* [Stated problem]: Output, please, every line from the line that holds "Parse this screenshot: output" to the end, exactly as written.

* [Material provided]:

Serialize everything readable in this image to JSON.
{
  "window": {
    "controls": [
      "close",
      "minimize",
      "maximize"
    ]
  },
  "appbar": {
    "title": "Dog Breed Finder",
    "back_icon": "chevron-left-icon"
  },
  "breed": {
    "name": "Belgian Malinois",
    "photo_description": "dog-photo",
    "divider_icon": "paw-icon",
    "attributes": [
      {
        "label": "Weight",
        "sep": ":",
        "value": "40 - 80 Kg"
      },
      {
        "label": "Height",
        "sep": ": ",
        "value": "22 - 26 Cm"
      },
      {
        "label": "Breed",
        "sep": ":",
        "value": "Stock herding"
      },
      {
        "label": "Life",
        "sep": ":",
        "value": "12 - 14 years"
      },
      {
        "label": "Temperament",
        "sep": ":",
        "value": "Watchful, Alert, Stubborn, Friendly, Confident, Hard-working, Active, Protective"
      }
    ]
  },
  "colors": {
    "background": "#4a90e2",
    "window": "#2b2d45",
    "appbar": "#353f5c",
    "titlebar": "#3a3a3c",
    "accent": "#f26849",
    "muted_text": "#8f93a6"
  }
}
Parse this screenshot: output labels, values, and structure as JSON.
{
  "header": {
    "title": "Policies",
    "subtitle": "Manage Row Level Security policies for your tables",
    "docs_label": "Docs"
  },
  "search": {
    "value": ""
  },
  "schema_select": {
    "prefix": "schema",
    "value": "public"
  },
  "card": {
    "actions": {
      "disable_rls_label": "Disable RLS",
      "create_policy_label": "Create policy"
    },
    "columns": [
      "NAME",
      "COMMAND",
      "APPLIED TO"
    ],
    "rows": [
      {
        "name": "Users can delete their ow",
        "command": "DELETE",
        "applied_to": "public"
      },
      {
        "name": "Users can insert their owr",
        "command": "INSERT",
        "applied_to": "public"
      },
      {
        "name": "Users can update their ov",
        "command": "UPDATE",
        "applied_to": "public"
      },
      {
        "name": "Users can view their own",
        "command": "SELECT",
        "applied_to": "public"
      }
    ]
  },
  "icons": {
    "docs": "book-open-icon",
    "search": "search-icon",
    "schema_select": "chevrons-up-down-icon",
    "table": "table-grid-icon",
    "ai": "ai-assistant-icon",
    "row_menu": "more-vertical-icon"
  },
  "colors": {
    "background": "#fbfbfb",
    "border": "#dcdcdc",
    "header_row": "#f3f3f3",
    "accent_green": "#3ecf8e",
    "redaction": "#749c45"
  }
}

* [Solution to this exercise]:
Parse this screenshot: output labels, values, and structure as JSON.
{
  "header": {
    "title": "Policies",
    "subtitle": "Manage Row Level Security policies for your tables",
    "docs_label": "Docs"
  },
  "search": {
    "value": ""
  },
  "schema_select": {
    "prefix": "schema",
    "value": "public"
  },
  "card": {
    "actions": {
      "disable_rls_label": "Disable RLS",
      "create_policy_label": "Create policy"
    },
    "columns": [
      "NAME",
      "COMMAND",
      "APPLIED TO"
    ],
    "rows": [
      {
        "name": "Users can delete their ow",
        "command": "DELETE",
        "applied_to": "public"
      },
      {
        "name": "Users can insert their owr",
        "command": "INSERT",
        "applied_to": "public"
      },
      {
        "name": "Users can update their ov",
        "command": "UPDATE",
        "applied_to": "public"
      },
      {
        "name": "Users can view their own",
        "command": "SELECT",
        "applied_to": "public"
      }
    ]
  },
  "icons": {
    "docs": "book-open-icon",
    "search": "search-icon",
    "schema_select": "chevrons-up-down-icon",
    "table": "table-grid-icon",
    "ai": "ai-assistant-icon",
    "row_menu": "more-vertical-icon"
  },
  "colors": {
    "background": "#fbfbfb",
    "border": "#dcdcdc",
    "header_row": "#f3f3f3",
    "accent_green": "#3ecf8e",
    "redaction": "#749c45"
  }
}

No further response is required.